▶ _Task to carry out_
In the entries below, how many lines hold the string "nhiêu"? Give only the number.

▶ _Supplied data_
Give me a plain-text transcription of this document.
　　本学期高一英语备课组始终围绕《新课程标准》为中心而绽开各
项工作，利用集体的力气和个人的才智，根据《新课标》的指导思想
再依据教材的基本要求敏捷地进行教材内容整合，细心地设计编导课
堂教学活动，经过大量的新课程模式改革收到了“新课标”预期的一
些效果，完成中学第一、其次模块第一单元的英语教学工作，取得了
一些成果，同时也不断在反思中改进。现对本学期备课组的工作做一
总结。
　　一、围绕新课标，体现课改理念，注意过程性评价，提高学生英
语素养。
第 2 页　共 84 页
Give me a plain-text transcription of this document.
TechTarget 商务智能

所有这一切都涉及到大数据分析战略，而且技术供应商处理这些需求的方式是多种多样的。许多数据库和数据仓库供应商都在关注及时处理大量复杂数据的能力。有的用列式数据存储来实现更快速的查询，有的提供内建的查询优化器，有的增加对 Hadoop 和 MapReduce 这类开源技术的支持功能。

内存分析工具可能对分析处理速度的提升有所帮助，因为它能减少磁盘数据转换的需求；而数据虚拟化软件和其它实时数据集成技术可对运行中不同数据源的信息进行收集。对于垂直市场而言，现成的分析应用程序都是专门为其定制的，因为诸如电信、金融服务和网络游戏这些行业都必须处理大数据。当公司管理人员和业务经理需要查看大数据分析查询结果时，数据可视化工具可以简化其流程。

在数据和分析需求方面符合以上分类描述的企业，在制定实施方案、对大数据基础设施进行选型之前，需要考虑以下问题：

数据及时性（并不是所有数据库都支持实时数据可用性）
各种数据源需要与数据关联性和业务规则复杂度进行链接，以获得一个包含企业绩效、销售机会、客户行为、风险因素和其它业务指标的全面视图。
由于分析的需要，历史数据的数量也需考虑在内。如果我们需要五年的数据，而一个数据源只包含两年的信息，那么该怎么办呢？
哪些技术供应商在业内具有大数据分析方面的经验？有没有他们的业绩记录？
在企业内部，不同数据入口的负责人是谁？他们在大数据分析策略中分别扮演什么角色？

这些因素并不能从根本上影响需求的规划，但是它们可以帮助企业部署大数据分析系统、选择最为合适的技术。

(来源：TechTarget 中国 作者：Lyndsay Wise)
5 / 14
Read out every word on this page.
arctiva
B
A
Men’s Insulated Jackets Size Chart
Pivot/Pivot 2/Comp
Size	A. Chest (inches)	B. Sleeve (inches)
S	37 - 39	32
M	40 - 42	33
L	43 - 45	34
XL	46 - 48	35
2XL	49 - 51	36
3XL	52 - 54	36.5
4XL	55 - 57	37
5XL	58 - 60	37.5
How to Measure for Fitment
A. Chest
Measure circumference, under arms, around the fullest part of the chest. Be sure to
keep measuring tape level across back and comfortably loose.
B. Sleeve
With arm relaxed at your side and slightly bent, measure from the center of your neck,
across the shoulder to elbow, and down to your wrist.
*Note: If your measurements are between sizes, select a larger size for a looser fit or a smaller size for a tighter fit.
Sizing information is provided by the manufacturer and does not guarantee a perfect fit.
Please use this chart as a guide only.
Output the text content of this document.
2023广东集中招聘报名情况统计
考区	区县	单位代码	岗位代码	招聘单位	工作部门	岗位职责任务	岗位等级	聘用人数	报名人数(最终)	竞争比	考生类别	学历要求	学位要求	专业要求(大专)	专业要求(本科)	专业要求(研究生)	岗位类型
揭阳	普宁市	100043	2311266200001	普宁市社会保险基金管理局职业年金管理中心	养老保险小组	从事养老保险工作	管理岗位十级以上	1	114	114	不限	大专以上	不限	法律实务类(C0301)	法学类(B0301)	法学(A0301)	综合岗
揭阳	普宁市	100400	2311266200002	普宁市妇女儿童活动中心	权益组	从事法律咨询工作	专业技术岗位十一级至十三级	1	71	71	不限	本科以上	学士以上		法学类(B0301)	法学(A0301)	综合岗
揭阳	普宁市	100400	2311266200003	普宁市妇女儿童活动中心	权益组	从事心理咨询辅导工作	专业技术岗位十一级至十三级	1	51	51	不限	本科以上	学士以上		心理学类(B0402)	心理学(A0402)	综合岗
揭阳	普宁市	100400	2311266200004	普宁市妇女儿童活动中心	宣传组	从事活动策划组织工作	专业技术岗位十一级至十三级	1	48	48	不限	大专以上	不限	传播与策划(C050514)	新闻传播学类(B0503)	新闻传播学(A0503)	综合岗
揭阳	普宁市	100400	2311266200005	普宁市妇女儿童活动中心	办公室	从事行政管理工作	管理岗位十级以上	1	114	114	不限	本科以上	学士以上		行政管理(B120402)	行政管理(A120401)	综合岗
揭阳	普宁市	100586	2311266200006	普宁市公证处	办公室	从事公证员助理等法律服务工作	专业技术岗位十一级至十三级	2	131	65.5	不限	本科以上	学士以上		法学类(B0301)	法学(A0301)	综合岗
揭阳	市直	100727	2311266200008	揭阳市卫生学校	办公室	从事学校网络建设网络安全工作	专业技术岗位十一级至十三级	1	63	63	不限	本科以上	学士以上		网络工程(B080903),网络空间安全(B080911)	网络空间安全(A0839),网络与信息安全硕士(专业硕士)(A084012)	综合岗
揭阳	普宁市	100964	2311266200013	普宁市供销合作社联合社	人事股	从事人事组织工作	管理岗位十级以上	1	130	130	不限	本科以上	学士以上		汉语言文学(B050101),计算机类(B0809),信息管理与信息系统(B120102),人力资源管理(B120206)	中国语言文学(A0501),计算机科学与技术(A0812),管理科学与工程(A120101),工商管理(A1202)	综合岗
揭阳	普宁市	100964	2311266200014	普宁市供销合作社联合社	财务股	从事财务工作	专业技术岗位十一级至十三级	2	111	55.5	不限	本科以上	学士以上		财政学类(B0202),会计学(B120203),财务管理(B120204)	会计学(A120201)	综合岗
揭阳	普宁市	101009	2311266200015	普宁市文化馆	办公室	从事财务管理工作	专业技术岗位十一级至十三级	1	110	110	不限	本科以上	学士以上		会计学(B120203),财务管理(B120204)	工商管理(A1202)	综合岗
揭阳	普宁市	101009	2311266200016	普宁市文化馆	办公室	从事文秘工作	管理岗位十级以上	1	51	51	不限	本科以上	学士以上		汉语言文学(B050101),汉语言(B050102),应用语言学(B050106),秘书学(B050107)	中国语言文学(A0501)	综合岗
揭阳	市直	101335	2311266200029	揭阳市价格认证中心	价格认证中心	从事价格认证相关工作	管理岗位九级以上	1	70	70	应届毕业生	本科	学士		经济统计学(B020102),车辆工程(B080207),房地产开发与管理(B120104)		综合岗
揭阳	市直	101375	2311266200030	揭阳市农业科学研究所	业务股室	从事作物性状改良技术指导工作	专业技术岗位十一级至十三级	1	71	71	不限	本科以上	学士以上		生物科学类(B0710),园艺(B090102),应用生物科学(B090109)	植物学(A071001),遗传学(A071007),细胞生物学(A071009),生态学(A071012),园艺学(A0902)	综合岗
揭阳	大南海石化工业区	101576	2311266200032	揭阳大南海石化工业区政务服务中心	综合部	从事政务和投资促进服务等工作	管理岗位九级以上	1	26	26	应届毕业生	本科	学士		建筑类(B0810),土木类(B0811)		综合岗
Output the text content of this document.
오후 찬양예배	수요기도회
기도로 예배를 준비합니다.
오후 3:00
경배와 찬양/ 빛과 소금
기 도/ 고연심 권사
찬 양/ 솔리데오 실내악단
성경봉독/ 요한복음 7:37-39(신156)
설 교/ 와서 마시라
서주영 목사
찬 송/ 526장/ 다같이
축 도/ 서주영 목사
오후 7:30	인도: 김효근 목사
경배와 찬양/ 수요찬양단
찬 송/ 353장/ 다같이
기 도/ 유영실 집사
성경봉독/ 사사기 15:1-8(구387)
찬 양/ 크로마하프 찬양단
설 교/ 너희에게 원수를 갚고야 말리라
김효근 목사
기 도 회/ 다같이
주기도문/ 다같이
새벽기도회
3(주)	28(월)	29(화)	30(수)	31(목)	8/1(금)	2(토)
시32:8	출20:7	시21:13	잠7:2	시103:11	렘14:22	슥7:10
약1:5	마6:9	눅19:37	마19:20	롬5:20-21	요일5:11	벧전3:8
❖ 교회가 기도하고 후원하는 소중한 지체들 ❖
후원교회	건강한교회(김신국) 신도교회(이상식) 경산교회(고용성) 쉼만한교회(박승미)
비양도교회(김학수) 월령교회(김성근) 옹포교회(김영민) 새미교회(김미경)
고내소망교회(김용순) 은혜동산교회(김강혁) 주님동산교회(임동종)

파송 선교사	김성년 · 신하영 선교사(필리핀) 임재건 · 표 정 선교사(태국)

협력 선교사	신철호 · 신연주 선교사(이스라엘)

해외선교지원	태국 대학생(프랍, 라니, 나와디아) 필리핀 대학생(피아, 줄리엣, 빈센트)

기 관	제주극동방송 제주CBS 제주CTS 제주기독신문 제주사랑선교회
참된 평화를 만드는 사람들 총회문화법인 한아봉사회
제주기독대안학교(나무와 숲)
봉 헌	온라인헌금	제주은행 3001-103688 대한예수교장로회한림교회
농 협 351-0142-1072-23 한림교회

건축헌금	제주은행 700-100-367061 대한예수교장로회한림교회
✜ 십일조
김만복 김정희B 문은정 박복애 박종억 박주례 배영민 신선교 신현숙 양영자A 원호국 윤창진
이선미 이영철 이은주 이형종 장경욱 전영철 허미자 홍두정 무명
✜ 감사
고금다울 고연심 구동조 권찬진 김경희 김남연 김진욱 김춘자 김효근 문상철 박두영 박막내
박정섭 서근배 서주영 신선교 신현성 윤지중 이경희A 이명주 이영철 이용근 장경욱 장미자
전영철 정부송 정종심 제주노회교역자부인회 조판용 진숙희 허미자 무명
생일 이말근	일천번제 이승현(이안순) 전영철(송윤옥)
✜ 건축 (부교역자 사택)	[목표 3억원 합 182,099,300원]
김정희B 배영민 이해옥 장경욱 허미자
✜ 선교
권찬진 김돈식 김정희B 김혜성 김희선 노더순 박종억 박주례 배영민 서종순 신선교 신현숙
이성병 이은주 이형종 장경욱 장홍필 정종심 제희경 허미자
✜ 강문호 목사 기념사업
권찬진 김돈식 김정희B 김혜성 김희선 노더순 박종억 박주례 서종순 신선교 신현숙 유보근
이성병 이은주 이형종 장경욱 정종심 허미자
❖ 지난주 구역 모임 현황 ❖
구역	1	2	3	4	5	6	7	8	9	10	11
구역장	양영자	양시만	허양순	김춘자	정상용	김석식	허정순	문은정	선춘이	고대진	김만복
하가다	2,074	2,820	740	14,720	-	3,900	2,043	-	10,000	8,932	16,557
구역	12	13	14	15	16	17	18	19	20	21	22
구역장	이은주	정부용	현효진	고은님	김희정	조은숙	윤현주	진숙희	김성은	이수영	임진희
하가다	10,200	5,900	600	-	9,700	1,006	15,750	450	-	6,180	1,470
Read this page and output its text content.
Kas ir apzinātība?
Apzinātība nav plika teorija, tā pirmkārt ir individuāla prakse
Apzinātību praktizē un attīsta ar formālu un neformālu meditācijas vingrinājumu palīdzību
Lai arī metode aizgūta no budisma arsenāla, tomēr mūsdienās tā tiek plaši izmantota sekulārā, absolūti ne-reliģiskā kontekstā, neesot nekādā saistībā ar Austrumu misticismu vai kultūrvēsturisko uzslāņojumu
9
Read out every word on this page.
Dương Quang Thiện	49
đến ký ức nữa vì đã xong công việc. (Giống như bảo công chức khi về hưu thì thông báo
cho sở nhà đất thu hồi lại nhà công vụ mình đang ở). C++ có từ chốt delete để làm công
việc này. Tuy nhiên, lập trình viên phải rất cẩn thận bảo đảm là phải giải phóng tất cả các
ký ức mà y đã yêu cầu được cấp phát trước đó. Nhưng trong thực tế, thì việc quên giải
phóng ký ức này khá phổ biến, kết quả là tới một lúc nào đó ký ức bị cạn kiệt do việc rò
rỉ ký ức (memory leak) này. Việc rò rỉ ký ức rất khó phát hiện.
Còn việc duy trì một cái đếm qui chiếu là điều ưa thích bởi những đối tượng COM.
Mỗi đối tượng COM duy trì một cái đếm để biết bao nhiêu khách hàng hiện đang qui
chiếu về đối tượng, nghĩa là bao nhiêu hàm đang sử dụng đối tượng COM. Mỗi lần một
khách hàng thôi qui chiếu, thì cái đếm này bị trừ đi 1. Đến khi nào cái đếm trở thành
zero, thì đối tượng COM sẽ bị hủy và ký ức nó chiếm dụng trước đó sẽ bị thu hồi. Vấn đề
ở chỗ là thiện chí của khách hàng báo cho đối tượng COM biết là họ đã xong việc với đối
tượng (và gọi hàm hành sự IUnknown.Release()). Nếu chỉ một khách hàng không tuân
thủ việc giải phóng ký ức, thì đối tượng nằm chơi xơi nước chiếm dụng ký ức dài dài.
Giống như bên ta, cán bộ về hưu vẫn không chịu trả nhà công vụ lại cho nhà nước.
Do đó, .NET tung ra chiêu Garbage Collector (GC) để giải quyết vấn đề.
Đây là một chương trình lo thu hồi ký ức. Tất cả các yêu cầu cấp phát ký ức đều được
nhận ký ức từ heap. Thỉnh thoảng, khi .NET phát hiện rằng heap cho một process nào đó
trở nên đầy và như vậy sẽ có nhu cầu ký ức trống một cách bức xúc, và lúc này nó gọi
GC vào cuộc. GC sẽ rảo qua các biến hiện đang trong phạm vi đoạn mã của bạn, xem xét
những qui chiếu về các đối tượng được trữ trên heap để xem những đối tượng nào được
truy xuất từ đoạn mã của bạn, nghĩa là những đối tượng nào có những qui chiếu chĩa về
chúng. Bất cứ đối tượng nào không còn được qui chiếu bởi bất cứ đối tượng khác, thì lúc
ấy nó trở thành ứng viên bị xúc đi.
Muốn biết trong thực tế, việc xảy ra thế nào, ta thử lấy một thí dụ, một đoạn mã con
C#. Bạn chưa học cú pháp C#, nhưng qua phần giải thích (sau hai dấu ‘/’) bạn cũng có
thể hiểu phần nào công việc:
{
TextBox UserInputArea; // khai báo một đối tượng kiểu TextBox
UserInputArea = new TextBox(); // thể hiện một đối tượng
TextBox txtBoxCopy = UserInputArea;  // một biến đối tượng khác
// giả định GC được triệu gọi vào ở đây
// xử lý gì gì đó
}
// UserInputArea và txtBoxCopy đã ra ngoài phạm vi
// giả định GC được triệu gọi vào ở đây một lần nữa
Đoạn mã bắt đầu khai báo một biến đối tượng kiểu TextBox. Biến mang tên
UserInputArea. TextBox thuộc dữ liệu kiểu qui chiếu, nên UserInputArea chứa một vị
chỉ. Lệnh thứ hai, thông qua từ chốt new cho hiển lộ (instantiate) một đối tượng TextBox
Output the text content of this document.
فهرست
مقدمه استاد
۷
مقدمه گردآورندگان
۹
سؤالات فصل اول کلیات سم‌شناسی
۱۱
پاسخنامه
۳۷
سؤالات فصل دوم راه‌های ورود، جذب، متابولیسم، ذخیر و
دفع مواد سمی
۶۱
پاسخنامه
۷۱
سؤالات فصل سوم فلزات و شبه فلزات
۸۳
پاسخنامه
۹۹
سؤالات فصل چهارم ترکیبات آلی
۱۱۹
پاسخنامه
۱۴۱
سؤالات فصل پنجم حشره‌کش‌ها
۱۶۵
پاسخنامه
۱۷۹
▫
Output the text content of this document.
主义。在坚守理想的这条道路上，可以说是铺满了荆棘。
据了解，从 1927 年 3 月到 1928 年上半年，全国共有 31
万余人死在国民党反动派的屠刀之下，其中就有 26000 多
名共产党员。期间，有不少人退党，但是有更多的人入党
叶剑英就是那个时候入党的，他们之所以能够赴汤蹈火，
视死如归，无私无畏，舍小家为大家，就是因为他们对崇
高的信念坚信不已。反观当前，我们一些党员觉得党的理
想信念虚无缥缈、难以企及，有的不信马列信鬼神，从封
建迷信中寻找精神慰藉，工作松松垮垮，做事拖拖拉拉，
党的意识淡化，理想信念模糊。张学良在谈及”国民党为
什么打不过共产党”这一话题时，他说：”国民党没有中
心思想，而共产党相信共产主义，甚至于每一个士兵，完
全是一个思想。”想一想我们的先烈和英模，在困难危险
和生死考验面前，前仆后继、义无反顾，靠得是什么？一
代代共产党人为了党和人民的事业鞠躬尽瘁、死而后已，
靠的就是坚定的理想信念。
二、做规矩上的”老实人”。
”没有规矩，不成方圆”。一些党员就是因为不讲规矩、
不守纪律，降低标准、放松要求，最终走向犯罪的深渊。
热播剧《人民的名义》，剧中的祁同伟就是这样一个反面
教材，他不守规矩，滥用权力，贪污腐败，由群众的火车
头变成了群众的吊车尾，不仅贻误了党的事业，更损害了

▶ _Task answer_
2